INSTRUCTIONS FOR THE TASK - Every line that contains the word "from" should be copied out.

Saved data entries
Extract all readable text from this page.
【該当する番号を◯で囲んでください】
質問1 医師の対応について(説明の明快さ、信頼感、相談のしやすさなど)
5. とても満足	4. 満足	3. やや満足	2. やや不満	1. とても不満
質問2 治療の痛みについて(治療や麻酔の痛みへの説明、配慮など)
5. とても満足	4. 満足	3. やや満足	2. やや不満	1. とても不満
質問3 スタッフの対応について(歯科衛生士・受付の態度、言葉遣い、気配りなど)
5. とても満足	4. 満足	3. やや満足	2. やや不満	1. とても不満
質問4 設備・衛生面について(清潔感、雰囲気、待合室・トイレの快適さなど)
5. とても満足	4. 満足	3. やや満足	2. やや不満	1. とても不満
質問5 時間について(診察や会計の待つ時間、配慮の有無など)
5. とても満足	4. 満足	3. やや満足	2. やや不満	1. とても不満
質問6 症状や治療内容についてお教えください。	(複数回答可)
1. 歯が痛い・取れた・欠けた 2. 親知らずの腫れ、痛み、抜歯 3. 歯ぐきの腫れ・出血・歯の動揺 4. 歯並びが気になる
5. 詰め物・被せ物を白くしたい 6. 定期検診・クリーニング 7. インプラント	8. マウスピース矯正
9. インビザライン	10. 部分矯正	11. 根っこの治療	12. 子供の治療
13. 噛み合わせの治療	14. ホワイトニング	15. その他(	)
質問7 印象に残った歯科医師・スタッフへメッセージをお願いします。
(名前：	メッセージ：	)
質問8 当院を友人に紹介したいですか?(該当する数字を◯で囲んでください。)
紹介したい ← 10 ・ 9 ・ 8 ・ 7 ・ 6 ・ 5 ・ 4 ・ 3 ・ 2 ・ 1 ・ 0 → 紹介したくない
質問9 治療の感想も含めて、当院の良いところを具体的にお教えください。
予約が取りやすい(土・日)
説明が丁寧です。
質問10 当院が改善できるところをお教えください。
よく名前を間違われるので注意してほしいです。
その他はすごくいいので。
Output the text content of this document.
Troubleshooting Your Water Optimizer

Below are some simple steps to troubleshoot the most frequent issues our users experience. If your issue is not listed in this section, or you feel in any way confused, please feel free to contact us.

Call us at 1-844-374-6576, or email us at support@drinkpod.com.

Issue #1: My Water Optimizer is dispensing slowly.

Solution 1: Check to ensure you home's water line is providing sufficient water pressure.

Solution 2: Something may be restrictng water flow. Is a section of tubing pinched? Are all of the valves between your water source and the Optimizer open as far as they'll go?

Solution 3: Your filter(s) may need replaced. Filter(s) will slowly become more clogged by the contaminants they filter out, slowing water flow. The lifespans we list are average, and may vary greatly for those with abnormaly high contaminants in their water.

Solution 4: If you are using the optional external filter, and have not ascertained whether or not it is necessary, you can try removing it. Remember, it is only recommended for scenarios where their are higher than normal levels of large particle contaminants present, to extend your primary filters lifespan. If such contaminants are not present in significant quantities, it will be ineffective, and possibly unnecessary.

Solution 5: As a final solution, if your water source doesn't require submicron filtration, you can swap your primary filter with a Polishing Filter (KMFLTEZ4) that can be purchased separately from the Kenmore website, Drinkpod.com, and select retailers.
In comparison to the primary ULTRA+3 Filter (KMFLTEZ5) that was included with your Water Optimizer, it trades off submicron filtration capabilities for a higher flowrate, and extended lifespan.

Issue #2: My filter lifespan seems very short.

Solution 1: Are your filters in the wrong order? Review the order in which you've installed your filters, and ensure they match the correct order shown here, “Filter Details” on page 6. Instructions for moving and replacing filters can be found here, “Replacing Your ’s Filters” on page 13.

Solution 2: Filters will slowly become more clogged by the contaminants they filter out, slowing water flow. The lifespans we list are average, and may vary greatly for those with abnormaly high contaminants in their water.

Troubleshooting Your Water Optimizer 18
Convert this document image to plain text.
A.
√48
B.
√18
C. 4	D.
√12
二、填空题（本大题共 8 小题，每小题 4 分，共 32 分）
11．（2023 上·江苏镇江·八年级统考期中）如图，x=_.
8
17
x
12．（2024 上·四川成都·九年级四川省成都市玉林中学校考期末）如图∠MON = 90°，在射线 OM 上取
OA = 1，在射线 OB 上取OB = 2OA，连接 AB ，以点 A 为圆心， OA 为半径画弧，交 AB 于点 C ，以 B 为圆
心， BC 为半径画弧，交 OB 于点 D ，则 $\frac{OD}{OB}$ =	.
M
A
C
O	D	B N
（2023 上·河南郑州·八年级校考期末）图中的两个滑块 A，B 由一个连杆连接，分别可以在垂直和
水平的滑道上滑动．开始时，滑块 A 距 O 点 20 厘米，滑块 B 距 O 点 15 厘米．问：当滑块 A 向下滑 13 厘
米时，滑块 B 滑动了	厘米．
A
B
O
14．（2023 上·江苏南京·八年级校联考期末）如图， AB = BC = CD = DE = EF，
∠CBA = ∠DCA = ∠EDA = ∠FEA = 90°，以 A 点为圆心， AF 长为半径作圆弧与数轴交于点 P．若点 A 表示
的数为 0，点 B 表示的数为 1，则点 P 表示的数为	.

REPLY -
Extract all readable text from this page.
Solution 5: As a final solution, if your water source doesn't require submicron filtration, you can swap your primary filter with a Polishing Filter (KMFLTEZ4) that can be purchased separately from the Kenmore website, Drinkpod.com, and select retailers.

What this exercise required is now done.